** Begin Input for this task **
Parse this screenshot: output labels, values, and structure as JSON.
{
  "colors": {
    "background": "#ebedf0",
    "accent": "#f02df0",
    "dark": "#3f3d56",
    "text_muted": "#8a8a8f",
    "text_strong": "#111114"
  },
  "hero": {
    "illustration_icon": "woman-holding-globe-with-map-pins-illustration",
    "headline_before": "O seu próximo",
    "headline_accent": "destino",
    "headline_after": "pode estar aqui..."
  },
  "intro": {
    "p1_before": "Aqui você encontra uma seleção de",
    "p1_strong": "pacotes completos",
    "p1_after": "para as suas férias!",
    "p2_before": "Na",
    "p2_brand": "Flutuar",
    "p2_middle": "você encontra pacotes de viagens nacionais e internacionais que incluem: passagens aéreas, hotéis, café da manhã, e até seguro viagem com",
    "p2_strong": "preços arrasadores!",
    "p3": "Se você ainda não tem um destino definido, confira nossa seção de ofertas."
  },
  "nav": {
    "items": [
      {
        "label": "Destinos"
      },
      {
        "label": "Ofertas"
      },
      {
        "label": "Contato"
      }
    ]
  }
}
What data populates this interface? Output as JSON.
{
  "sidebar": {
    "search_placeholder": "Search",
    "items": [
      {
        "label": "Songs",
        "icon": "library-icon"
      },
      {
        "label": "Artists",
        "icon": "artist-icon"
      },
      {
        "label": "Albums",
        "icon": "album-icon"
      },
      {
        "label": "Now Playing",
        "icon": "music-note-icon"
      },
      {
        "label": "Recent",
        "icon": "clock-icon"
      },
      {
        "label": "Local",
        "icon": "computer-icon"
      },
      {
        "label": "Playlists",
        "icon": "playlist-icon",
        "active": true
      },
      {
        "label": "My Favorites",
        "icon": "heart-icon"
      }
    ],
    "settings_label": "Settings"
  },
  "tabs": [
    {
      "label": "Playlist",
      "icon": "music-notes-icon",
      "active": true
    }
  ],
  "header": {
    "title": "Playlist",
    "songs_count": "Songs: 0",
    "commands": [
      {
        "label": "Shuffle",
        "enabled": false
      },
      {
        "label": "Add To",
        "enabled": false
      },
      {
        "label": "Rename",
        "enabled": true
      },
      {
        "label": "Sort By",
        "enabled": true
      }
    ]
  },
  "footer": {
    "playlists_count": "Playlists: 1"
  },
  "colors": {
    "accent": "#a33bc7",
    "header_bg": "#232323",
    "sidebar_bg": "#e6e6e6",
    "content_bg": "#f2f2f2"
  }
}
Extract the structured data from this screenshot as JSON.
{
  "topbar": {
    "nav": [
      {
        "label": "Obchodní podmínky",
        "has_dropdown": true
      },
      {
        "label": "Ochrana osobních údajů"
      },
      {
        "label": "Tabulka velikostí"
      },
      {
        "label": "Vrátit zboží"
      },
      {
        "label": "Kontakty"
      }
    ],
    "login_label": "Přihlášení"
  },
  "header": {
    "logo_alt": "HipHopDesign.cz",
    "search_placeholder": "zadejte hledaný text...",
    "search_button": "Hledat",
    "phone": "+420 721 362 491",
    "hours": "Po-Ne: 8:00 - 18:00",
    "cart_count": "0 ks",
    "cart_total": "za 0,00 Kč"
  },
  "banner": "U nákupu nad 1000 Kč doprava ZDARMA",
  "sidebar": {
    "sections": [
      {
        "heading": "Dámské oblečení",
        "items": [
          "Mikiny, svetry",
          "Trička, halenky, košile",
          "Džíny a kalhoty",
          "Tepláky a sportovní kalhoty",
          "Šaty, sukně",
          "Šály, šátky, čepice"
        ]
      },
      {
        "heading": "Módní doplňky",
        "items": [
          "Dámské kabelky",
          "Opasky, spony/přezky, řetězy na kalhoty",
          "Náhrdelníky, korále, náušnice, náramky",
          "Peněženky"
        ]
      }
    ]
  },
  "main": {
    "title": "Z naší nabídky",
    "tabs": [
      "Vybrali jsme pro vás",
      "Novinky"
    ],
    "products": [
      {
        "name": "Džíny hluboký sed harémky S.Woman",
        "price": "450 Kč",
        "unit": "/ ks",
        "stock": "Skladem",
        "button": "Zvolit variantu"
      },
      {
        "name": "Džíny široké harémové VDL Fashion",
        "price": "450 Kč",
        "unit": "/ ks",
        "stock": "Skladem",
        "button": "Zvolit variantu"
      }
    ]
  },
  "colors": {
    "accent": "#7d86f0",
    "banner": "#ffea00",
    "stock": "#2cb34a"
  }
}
** End Input for this task **
Which lines of the data above contain "banner"? Copy each one.

  "banner": "U nákupu nad 1000 Kč doprava ZDARMA",
    "banner": "#ffea00",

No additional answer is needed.